● **EXTRACTED MATERIAL**:
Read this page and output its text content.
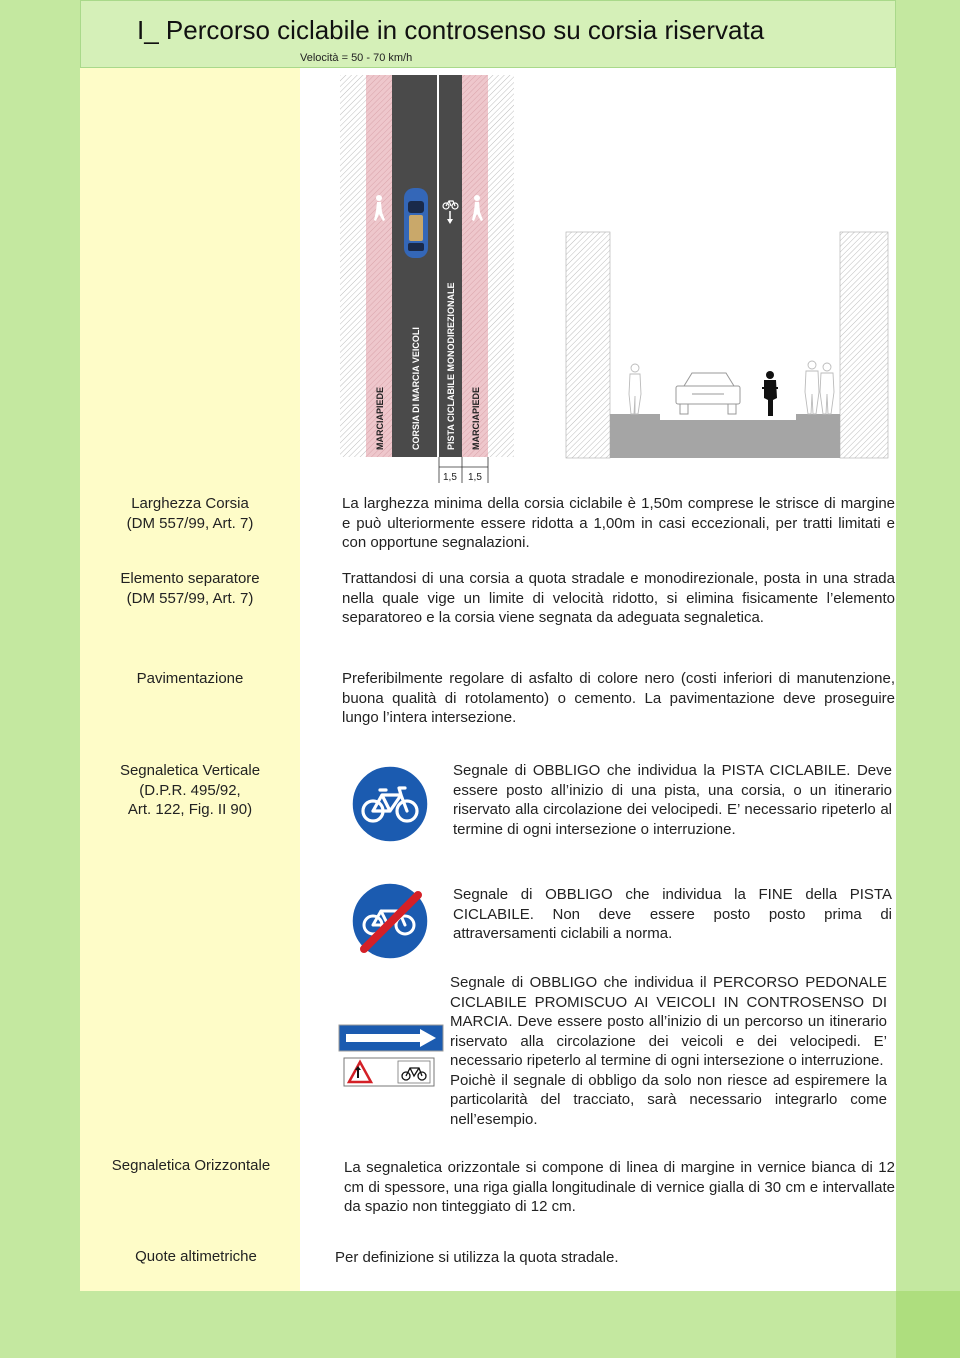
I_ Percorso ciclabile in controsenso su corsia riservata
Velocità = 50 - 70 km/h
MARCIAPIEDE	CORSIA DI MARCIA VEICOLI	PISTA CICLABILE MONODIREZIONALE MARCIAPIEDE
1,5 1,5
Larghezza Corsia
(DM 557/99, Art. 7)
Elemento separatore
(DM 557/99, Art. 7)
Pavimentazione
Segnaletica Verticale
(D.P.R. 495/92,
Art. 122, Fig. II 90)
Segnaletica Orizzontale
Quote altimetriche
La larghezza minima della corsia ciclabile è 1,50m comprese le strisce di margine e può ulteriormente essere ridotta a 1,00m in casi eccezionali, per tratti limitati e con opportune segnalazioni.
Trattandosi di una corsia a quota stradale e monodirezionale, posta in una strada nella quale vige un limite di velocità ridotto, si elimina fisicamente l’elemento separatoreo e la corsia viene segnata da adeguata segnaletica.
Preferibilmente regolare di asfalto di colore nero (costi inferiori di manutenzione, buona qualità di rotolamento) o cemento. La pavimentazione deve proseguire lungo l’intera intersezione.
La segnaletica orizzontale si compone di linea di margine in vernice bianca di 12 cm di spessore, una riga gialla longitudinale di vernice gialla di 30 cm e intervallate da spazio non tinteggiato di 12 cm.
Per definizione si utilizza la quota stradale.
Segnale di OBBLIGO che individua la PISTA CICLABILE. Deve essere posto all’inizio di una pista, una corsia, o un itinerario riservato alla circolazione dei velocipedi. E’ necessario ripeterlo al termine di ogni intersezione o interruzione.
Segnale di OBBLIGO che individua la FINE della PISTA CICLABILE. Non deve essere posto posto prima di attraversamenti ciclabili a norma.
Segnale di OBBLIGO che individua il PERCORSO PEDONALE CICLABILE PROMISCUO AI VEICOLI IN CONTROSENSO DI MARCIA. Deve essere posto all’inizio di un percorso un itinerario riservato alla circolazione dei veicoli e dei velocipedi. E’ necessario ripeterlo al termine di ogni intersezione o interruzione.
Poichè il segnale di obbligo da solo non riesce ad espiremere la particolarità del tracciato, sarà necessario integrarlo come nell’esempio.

● **TASK GOAL**:
Retype the entries word for word. Omit any images.

● **RESULT OF THE TASK**:
Read this page and output its text content.
I_ Percorso ciclabile in controsenso su corsia riservata
Velocità = 50 - 70 km/h
MARCIAPIEDE	CORSIA DI MARCIA VEICOLI	PISTA CICLABILE MONODIREZIONALE MARCIAPIEDE
1,5 1,5
Larghezza Corsia
(DM 557/99, Art. 7)
Elemento separatore
(DM 557/99, Art. 7)
Pavimentazione
Segnaletica Verticale
(D.P.R. 495/92,
Art. 122, Fig. II 90)
Segnaletica Orizzontale
Quote altimetriche
La larghezza minima della corsia ciclabile è 1,50m comprese le strisce di margine e può ulteriormente essere ridotta a 1,00m in casi eccezionali, per tratti limitati e con opportune segnalazioni.
Trattandosi di una corsia a quota stradale e monodirezionale, posta in una strada nella quale vige un limite di velocità ridotto, si elimina fisicamente l’elemento separatoreo e la corsia viene segnata da adeguata segnaletica.
Preferibilmente regolare di asfalto di colore nero (costi inferiori di manutenzione, buona qualità di rotolamento) o cemento. La pavimentazione deve proseguire lungo l’intera intersezione.
La segnaletica orizzontale si compone di linea di margine in vernice bianca di 12 cm di spessore, una riga gialla longitudinale di vernice gialla di 30 cm e intervallate da spazio non tinteggiato di 12 cm.
Per definizione si utilizza la quota stradale.
Segnale di OBBLIGO che individua la PISTA CICLABILE. Deve essere posto all’inizio di una pista, una corsia, o un itinerario riservato alla circolazione dei velocipedi. E’ necessario ripeterlo al termine di ogni intersezione o interruzione.
Segnale di OBBLIGO che individua la FINE della PISTA CICLABILE. Non deve essere posto posto prima di attraversamenti ciclabili a norma.
Segnale di OBBLIGO che individua il PERCORSO PEDONALE CICLABILE PROMISCUO AI VEICOLI IN CONTROSENSO DI MARCIA. Deve essere posto all’inizio di un percorso un itinerario riservato alla circolazione dei veicoli e dei velocipedi. E’ necessario ripeterlo al termine di ogni intersezione o interruzione.
Poichè il segnale di obbligo da solo non riesce ad espiremere la particolarità del tracciato, sarà necessario integrarlo come nell’esempio.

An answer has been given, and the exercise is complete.